__WORK TO BE COMPLETED__. Select from the data all lines with the word "Molecule".

__SUPPLIED RECORDS__.
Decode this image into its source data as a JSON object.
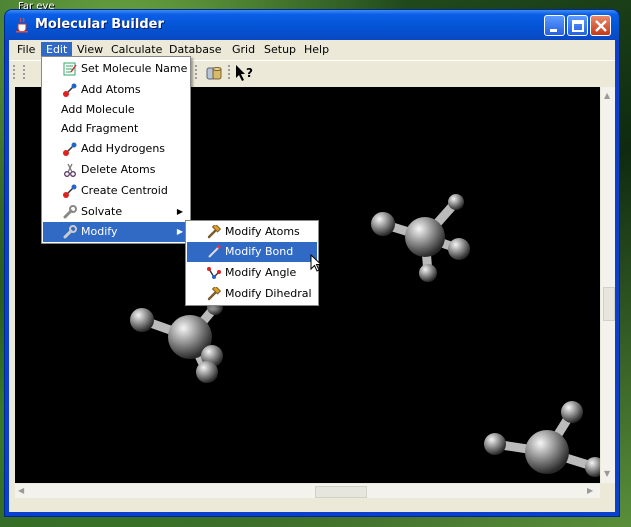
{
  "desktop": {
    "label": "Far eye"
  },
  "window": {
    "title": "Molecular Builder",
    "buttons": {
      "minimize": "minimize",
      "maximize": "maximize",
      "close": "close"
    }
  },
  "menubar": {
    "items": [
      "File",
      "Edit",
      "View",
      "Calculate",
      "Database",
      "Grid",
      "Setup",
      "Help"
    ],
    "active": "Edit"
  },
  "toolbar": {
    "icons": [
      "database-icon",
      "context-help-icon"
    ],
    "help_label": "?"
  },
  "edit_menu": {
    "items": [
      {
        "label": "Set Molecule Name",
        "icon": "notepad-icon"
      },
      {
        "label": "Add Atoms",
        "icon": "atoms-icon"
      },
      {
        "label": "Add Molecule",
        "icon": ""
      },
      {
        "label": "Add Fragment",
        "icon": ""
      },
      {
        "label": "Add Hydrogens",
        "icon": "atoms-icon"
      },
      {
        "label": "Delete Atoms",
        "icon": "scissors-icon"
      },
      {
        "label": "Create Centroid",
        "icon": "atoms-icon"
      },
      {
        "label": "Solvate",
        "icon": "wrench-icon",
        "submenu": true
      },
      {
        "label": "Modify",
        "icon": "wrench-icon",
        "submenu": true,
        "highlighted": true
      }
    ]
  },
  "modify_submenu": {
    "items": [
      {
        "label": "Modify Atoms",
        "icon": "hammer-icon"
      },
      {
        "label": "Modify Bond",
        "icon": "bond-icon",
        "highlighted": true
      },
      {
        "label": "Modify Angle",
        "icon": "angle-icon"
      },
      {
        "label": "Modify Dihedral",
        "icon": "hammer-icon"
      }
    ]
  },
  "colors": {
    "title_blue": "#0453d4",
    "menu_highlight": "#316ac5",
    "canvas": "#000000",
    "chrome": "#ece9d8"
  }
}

==

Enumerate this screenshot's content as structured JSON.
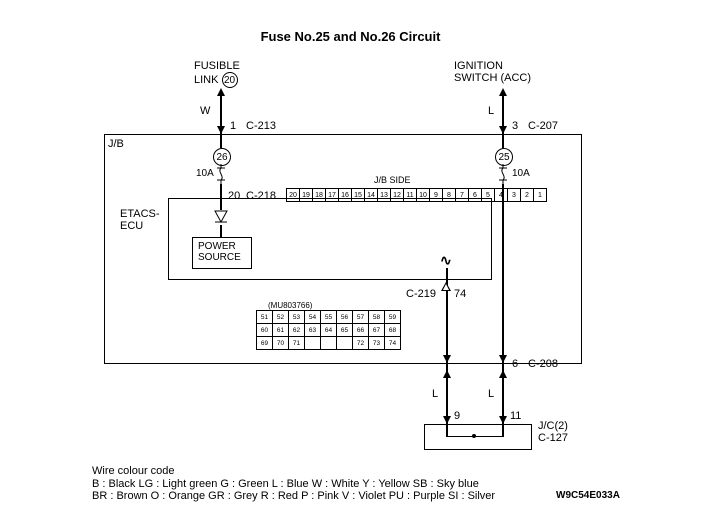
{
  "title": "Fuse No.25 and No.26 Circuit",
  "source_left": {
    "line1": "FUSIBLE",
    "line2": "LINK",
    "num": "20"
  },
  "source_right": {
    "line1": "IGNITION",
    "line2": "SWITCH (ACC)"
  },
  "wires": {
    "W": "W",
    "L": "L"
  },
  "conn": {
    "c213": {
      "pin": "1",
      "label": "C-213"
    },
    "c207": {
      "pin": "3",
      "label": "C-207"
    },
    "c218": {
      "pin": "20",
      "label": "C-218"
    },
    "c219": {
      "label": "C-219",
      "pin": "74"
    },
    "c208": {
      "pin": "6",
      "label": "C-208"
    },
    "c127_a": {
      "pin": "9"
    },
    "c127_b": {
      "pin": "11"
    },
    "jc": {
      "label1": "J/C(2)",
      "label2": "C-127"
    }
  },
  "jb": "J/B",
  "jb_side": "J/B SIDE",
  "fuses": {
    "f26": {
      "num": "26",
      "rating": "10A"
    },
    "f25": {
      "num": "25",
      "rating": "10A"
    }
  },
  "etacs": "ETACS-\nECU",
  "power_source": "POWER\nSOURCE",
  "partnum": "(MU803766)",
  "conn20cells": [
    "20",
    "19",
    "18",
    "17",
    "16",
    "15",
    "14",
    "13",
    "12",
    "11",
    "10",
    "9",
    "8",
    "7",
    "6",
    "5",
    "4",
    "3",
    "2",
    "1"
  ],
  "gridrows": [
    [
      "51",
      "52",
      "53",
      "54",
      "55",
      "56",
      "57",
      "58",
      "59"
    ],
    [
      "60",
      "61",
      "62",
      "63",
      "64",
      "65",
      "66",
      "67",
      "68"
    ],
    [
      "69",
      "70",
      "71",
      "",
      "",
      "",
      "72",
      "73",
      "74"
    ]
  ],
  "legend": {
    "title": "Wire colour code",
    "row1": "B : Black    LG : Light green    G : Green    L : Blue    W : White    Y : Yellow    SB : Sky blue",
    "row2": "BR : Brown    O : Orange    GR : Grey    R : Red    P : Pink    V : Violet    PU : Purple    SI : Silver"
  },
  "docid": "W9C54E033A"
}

...

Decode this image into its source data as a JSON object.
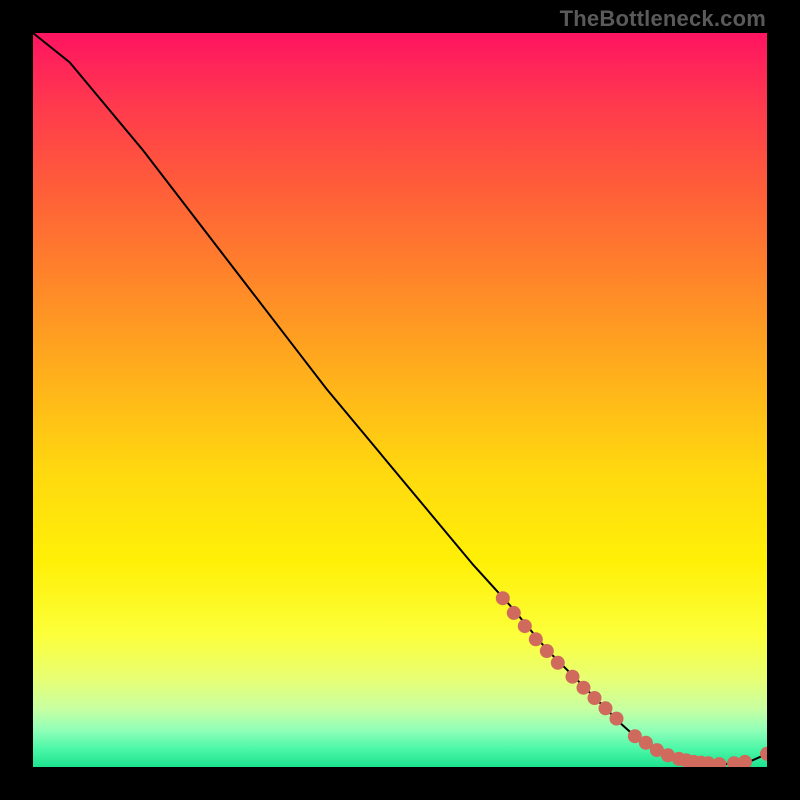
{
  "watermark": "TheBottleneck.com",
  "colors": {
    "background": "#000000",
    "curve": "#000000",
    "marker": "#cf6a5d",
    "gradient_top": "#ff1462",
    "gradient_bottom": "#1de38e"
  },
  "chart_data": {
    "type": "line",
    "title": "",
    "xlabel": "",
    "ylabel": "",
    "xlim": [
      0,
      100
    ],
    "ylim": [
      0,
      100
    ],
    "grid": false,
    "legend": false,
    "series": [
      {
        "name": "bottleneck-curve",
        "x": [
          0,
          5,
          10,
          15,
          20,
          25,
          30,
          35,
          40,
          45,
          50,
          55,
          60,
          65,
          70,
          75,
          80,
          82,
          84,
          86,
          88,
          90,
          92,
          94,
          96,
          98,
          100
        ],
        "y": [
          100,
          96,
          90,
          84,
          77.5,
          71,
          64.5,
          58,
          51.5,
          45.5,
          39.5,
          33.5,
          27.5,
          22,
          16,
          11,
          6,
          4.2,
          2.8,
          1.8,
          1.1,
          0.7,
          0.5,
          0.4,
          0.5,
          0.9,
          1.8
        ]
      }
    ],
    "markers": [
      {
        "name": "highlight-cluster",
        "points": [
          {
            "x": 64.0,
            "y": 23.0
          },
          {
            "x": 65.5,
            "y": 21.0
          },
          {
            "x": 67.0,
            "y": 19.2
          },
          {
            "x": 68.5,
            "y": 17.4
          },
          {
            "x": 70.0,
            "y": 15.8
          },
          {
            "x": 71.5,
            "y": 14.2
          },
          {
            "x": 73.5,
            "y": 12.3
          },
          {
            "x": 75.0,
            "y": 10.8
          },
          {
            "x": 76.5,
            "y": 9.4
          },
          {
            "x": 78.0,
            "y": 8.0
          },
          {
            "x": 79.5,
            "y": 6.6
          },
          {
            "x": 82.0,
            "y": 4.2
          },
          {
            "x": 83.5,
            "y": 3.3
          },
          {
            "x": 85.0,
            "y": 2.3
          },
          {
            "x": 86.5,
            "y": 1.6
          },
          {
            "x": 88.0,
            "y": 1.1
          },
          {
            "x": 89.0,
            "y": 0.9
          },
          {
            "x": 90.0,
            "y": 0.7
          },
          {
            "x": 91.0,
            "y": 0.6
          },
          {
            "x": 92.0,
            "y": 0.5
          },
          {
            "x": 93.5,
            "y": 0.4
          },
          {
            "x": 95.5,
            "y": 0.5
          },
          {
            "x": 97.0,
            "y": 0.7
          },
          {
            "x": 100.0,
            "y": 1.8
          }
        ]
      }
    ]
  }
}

__RESPONSE TO THE EXERCISE__.
        "label": "Set Molecule Name",
        "label": "Add Molecule",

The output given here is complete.